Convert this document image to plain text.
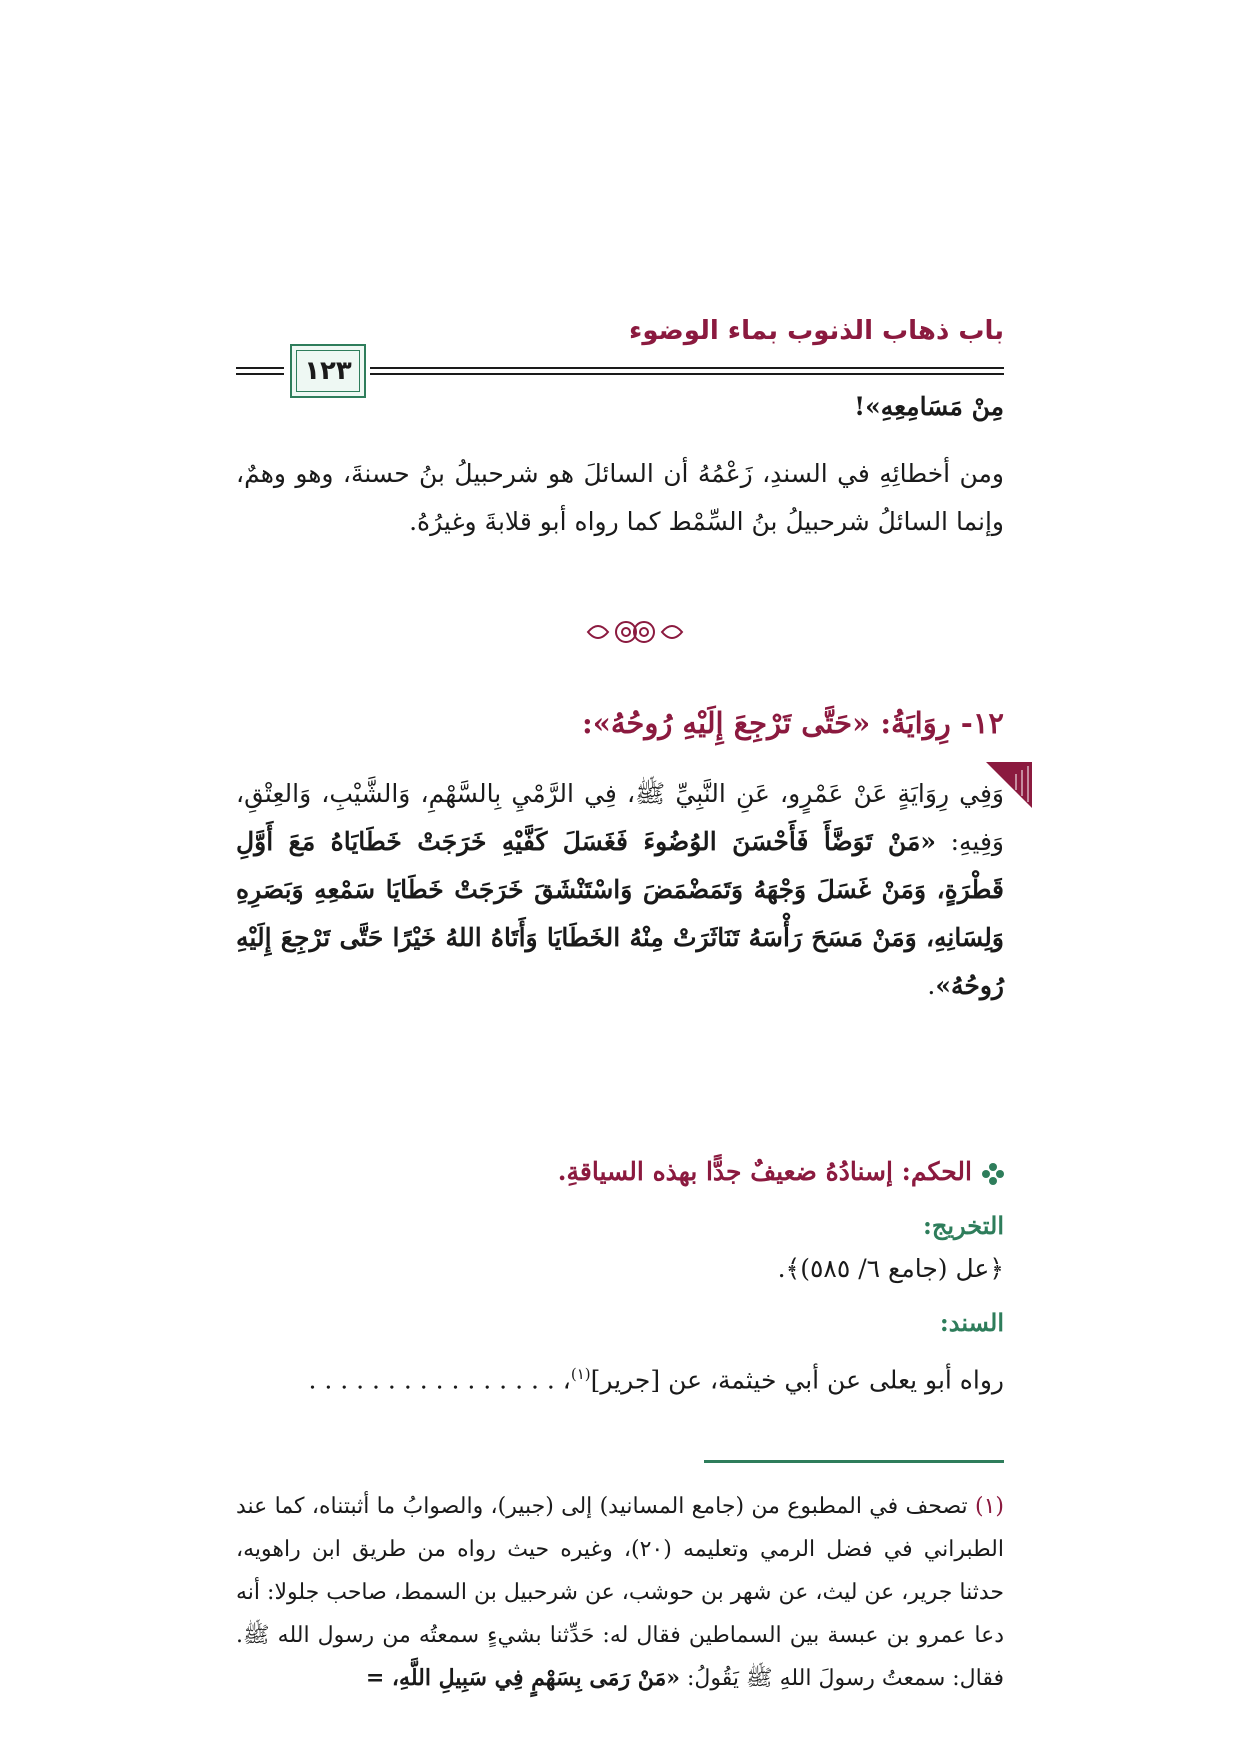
باب ذهاب الذنوب بماء الوضوء
١٢٣
مِنْ مَسَامِعِهِ»!
ومن أخطائِهِ في السندِ، زَعْمُهُ أن السائلَ هو شرحبيلُ بنُ حسنةَ، وهو وهمٌ، وإنما السائلُ شرحبيلُ بنُ السِّمْط كما رواه أبو قلابةَ وغيرُهُ.
١٢- رِوَايَةُ: «حَتَّى تَرْجِعَ إِلَيْهِ رُوحُهُ»:
وَفِي رِوَايَةٍ عَنْ عَمْرٍو، عَنِ النَّبِيِّ ﷺ، فِي الرَّمْيِ بِالسَّهْمِ، وَالشَّيْبِ، وَالعِتْقِ، وَفِيهِ: «مَنْ تَوَضَّأَ فَأَحْسَنَ الوُضُوءَ فَغَسَلَ كَفَّيْهِ خَرَجَتْ خَطَايَاهُ مَعَ أَوَّلِ قَطْرَةٍ، وَمَنْ غَسَلَ وَجْهَهُ وَتَمَضْمَضَ وَاسْتَنْشَقَ خَرَجَتْ خَطَايَا سَمْعِهِ وَبَصَرِهِ وَلِسَانِهِ، وَمَنْ مَسَحَ رَأْسَهُ تَنَاثَرَتْ مِنْهُ الخَطَايَا وَأَتَاهُ اللهُ خَيْرًا حَتَّى تَرْجِعَ إِلَيْهِ رُوحُهُ».
الحكم: إسنادُهُ ضعيفٌ جدًّا بهذه السياقةِ.
التخريج:
﴿عل (جامع ٦/ ٥٨٥)﴾.
السند:
رواه أبو يعلى عن أبي خيثمة، عن [جرير]$^{(١)}$، . . . . . . . . . . . . . . . .
(١) تصحف في المطبوع من (جامع المسانيد) إلى (جبير)، والصوابُ ما أثبتناه، كما عند الطبراني في فضل الرمي وتعليمه (٢٠)، وغيره حيث رواه من طريق ابن راهويه، حدثنا جرير، عن ليث، عن شهر بن حوشب، عن شرحبيل بن السمط، صاحب جلولا: أنه دعا عمرو بن عبسة بين السماطين فقال له: حَدِّثنا بشيءٍ سمعتُه من رسول الله ﷺ. فقال: سمعتُ رسولَ اللهِ ﷺ يَقُولُ: «مَنْ رَمَى بِسَهْمٍ فِي سَبِيلِ اللَّهِ، =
=-=-=-=-=
§ DIRECTIONS FOR THIS TASK
Write the records above out again exactly, with no pictures in your copy.

§ RESULT OF THE EXERCISE
Convert this document image to plain text.
باب ذهاب الذنوب بماء الوضوء
١٢٣
مِنْ مَسَامِعِهِ»!
ومن أخطائِهِ في السندِ، زَعْمُهُ أن السائلَ هو شرحبيلُ بنُ حسنةَ، وهو وهمٌ، وإنما السائلُ شرحبيلُ بنُ السِّمْط كما رواه أبو قلابةَ وغيرُهُ.
١٢- رِوَايَةُ: «حَتَّى تَرْجِعَ إِلَيْهِ رُوحُهُ»:
وَفِي رِوَايَةٍ عَنْ عَمْرٍو، عَنِ النَّبِيِّ ﷺ، فِي الرَّمْيِ بِالسَّهْمِ، وَالشَّيْبِ، وَالعِتْقِ، وَفِيهِ: «مَنْ تَوَضَّأَ فَأَحْسَنَ الوُضُوءَ فَغَسَلَ كَفَّيْهِ خَرَجَتْ خَطَايَاهُ مَعَ أَوَّلِ قَطْرَةٍ، وَمَنْ غَسَلَ وَجْهَهُ وَتَمَضْمَضَ وَاسْتَنْشَقَ خَرَجَتْ خَطَايَا سَمْعِهِ وَبَصَرِهِ وَلِسَانِهِ، وَمَنْ مَسَحَ رَأْسَهُ تَنَاثَرَتْ مِنْهُ الخَطَايَا وَأَتَاهُ اللهُ خَيْرًا حَتَّى تَرْجِعَ إِلَيْهِ رُوحُهُ».
الحكم: إسنادُهُ ضعيفٌ جدًّا بهذه السياقةِ.
التخريج:
﴿عل (جامع ٦/ ٥٨٥)﴾.
السند:
رواه أبو يعلى عن أبي خيثمة، عن [جرير]$^{(١)}$، . . . . . . . . . . . . . . . .
(١) تصحف في المطبوع من (جامع المسانيد) إلى (جبير)، والصوابُ ما أثبتناه، كما عند الطبراني في فضل الرمي وتعليمه (٢٠)، وغيره حيث رواه من طريق ابن راهويه، حدثنا جرير، عن ليث، عن شهر بن حوشب، عن شرحبيل بن السمط، صاحب جلولا: أنه دعا عمرو بن عبسة بين السماطين فقال له: حَدِّثنا بشيءٍ سمعتُه من رسول الله ﷺ. فقال: سمعتُ رسولَ اللهِ ﷺ يَقُولُ: «مَنْ رَمَى بِسَهْمٍ فِي سَبِيلِ اللَّهِ، =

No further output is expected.